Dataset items
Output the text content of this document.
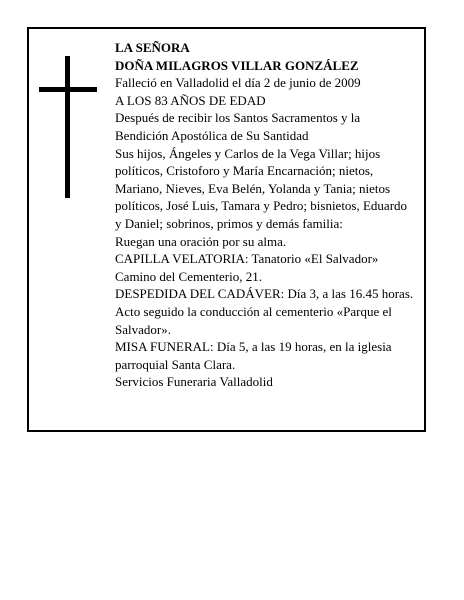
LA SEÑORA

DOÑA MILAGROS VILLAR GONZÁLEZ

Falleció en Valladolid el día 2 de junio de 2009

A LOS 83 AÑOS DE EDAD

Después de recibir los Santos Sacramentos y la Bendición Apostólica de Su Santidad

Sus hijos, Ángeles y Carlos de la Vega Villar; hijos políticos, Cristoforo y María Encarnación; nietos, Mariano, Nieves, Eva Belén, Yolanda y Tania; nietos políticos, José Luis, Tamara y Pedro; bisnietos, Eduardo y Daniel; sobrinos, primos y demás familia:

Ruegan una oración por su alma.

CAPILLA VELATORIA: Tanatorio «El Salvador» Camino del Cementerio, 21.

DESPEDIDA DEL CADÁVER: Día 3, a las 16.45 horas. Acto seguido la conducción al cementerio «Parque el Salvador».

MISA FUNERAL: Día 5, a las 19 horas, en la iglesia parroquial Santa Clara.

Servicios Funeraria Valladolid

...

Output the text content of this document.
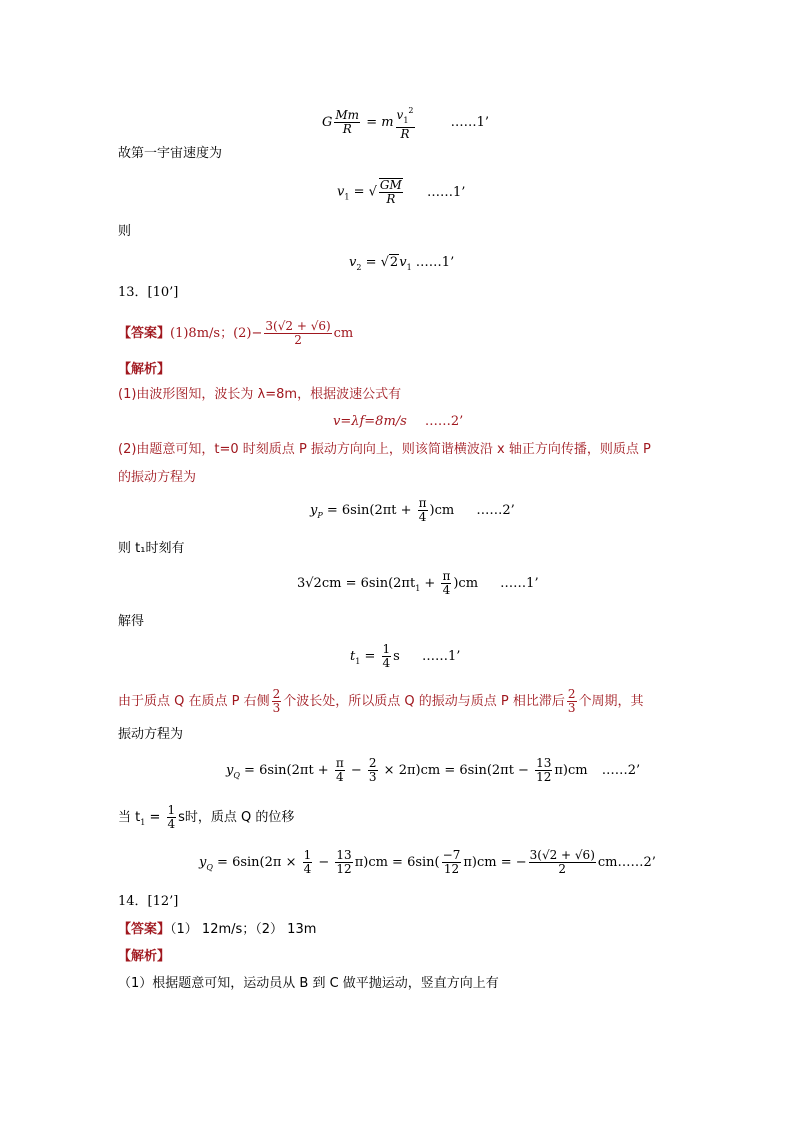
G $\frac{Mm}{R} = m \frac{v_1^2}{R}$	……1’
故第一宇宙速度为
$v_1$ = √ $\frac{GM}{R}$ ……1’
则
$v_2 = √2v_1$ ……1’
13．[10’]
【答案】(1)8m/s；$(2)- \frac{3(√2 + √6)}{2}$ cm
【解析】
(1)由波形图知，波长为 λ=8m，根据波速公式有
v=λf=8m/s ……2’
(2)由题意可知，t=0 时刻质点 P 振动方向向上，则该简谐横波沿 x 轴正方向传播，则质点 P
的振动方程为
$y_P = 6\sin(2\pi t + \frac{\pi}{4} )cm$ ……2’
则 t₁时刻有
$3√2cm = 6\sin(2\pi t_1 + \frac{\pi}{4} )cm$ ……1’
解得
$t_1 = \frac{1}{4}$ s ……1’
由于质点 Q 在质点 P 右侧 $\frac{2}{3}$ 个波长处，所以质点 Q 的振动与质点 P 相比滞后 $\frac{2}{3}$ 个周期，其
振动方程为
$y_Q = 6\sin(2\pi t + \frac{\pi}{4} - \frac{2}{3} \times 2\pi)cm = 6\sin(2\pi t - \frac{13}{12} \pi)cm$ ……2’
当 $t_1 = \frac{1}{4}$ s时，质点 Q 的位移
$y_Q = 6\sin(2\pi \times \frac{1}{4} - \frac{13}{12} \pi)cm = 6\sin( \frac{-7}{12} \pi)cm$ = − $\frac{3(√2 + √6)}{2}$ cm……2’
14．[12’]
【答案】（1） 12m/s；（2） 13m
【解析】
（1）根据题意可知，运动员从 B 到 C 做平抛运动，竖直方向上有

* * *

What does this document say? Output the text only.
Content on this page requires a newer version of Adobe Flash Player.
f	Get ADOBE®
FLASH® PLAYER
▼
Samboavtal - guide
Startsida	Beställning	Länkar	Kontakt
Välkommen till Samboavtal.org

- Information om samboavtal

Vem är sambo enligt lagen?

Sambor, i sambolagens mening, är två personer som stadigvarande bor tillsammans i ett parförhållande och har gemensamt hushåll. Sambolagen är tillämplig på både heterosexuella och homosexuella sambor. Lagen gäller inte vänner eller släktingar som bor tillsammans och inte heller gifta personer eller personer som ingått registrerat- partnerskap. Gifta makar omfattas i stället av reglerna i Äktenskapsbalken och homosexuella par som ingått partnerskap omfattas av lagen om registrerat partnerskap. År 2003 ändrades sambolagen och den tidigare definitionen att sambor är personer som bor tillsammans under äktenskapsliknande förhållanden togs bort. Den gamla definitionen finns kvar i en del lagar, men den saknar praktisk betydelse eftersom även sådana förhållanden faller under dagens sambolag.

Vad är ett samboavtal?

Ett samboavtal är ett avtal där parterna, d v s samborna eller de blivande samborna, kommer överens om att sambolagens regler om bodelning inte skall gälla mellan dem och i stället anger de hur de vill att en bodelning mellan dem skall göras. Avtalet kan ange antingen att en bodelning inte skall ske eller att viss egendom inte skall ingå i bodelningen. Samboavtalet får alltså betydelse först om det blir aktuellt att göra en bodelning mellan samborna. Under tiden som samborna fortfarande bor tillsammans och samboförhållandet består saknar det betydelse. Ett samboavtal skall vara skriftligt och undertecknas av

## Your objective:
Note each line of the entries that has "horas" in it, and copy those lines.

## Worked solution:
DESPEDIDA DEL CADÁVER: Día 3, a las 16.45 horas. Acto seguido la conducción al cementerio «Parque el Salvador».
MISA FUNERAL: Día 5, a las 19 horas, en la iglesia parroquial Santa Clara.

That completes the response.